> What you have to do
Please write out the entries below again, swapping every "figure" for "drawing" and leaving everything else as it is.
────────────────────────────────────────
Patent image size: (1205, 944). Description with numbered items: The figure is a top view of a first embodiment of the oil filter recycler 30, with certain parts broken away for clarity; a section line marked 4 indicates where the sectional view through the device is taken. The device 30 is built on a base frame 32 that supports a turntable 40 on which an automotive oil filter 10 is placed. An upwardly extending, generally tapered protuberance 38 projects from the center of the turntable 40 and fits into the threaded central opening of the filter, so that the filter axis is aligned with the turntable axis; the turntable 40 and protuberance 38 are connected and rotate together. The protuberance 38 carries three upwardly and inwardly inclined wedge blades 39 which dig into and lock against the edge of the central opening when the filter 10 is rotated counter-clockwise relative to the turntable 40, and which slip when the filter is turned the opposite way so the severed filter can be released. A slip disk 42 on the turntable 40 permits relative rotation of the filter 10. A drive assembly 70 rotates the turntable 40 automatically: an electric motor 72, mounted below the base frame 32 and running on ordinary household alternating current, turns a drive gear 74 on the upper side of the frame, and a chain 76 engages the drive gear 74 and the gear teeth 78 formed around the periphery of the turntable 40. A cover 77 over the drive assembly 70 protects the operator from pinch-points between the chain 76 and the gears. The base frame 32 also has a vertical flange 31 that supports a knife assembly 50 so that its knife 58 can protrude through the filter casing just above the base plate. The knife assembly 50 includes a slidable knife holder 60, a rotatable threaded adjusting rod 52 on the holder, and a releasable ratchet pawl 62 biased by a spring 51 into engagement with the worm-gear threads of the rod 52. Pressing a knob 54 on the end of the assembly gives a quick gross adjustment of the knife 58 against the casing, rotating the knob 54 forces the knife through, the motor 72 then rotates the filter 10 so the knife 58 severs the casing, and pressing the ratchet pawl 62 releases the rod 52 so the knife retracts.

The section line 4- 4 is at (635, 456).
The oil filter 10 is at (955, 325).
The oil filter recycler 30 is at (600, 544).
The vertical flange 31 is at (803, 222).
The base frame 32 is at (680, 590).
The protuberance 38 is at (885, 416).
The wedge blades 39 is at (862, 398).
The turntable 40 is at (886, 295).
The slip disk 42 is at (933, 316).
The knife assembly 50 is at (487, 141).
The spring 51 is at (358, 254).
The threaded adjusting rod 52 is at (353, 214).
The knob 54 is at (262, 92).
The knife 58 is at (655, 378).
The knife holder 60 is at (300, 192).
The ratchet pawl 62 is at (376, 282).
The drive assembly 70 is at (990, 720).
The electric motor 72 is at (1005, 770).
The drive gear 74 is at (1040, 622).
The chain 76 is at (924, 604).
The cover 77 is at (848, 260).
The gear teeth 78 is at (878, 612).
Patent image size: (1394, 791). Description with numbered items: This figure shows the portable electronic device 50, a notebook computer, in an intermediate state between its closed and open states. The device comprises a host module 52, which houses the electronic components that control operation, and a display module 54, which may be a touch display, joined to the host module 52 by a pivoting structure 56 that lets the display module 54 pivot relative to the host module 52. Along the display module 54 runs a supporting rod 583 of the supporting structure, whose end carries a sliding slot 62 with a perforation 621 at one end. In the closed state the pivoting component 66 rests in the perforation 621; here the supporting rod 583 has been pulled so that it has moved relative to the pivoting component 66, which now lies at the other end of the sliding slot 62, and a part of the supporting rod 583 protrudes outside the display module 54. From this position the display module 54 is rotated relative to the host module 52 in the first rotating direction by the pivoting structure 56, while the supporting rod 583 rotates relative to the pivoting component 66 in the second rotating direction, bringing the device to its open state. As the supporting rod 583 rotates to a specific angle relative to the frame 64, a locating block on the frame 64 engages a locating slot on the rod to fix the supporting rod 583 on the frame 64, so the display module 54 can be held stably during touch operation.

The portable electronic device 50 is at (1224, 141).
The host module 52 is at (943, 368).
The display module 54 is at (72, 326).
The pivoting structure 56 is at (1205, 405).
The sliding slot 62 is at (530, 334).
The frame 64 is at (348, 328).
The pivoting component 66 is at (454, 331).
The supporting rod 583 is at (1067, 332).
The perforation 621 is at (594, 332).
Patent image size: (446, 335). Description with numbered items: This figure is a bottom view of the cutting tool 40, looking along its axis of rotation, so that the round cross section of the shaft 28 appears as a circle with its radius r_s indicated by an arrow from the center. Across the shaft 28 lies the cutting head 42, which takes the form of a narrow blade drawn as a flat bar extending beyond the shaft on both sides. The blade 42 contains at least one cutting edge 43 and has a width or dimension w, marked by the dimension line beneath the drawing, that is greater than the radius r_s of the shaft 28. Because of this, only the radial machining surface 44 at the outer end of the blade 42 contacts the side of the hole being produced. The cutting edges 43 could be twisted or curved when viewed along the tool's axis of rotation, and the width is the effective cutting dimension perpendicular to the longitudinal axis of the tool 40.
────────────────────────────────────────
> Written response
Patent image size: (1205, 944). Description with numbered items: The drawing is a top view of a first embodiment of the oil filter recycler 30, with certain parts broken away for clarity; a section line marked 4 indicates where the sectional view through the device is taken. The device 30 is built on a base frame 32 that supports a turntable 40 on which an automotive oil filter 10 is placed. An upwardly extending, generally tapered protuberance 38 projects from the center of the turntable 40 and fits into the threaded central opening of the filter, so that the filter axis is aligned with the turntable axis; the turntable 40 and protuberance 38 are connected and rotate together. The protuberance 38 carries three upwardly and inwardly inclined wedge blades 39 which dig into and lock against the edge of the central opening when the filter 10 is rotated counter-clockwise relative to the turntable 40, and which slip when the filter is turned the opposite way so the severed filter can be released. A slip disk 42 on the turntable 40 permits relative rotation of the filter 10. A drive assembly 70 rotates the turntable 40 automatically: an electric motor 72, mounted below the base frame 32 and running on ordinary household alternating current, turns a drive gear 74 on the upper side of the frame, and a chain 76 engages the drive gear 74 and the gear teeth 78 formed around the periphery of the turntable 40. A cover 77 over the drive assembly 70 protects the operator from pinch-points between the chain 76 and the gears. The base frame 32 also has a vertical flange 31 that supports a knife assembly 50 so that its knife 58 can protrude through the filter casing just above the base plate. The knife assembly 50 includes a slidable knife holder 60, a rotatable threaded adjusting rod 52 on the holder, and a releasable ratchet pawl 62 biased by a spring 51 into engagement with the worm-gear threads of the rod 52. Pressing a knob 54 on the end of the assembly gives a quick gross adjustment of the knife 58 against the casing, rotating the knob 54 forces the knife through, the motor 72 then rotates the filter 10 so the knife 58 severs the casing, and pressing the ratchet pawl 62 releases the rod 52 so the knife retracts.

The section line 4- 4 is at (635, 456).
The oil filter 10 is at (955, 325).
The oil filter recycler 30 is at (600, 544).
The vertical flange 31 is at (803, 222).
The base frame 32 is at (680, 590).
The protuberance 38 is at (885, 416).
The wedge blades 39 is at (862, 398).
The turntable 40 is at (886, 295).
The slip disk 42 is at (933, 316).
The knife assembly 50 is at (487, 141).
The spring 51 is at (358, 254).
The threaded adjusting rod 52 is at (353, 214).
The knob 54 is at (262, 92).
The knife 58 is at (655, 378).
The knife holder 60 is at (300, 192).
The ratchet pawl 62 is at (376, 282).
The drive assembly 70 is at (990, 720).
The electric motor 72 is at (1005, 770).
The drive gear 74 is at (1040, 622).
The chain 76 is at (924, 604).
The cover 77 is at (848, 260).
The gear teeth 78 is at (878, 612).
Patent image size: (1394, 791). Description with numbered items: This drawing shows the portable electronic device 50, a notebook computer, in an intermediate state between its closed and open states. The device comprises a host module 52, which houses the electronic components that control operation, and a display module 54, which may be a touch display, joined to the host module 52 by a pivoting structure 56 that lets the display module 54 pivot relative to the host module 52. Along the display module 54 runs a supporting rod 583 of the supporting structure, whose end carries a sliding slot 62 with a perforation 621 at one end. In the closed state the pivoting component 66 rests in the perforation 621; here the supporting rod 583 has been pulled so that it has moved relative to the pivoting component 66, which now lies at the other end of the sliding slot 62, and a part of the supporting rod 583 protrudes outside the display module 54. From this position the display module 54 is rotated relative to the host module 52 in the first rotating direction by the pivoting structure 56, while the supporting rod 583 rotates relative to the pivoting component 66 in the second rotating direction, bringing the device to its open state. As the supporting rod 583 rotates to a specific angle relative to the frame 64, a locating block on the frame 64 engages a locating slot on the rod to fix the supporting rod 583 on the frame 64, so the display module 54 can be held stably during touch operation.

The portable electronic device 50 is at (1224, 141).
The host module 52 is at (943, 368).
The display module 54 is at (72, 326).
The pivoting structure 56 is at (1205, 405).
The sliding slot 62 is at (530, 334).
The frame 64 is at (348, 328).
The pivoting component 66 is at (454, 331).
The supporting rod 583 is at (1067, 332).
The perforation 621 is at (594, 332).
Patent image size: (446, 335). Description with numbered items: This drawing is a bottom view of the cutting tool 40, looking along its axis of rotation, so that the round cross section of the shaft 28 appears as a circle with its radius r_s indicated by an arrow from the center. Across the shaft 28 lies the cutting head 42, which takes the form of a narrow blade drawn as a flat bar extending beyond the shaft on both sides. The blade 42 contains at least one cutting edge 43 and has a width or dimension w, marked by the dimension line beneath the drawing, that is greater than the radius r_s of the shaft 28. Because of this, only the radial machining surface 44 at the outer end of the blade 42 contacts the side of the hole being produced. The cutting edges 43 could be twisted or curved when viewed along the tool's axis of rotation, and the width is the effective cutting dimension perpendicular to the longitudinal axis of the tool 40.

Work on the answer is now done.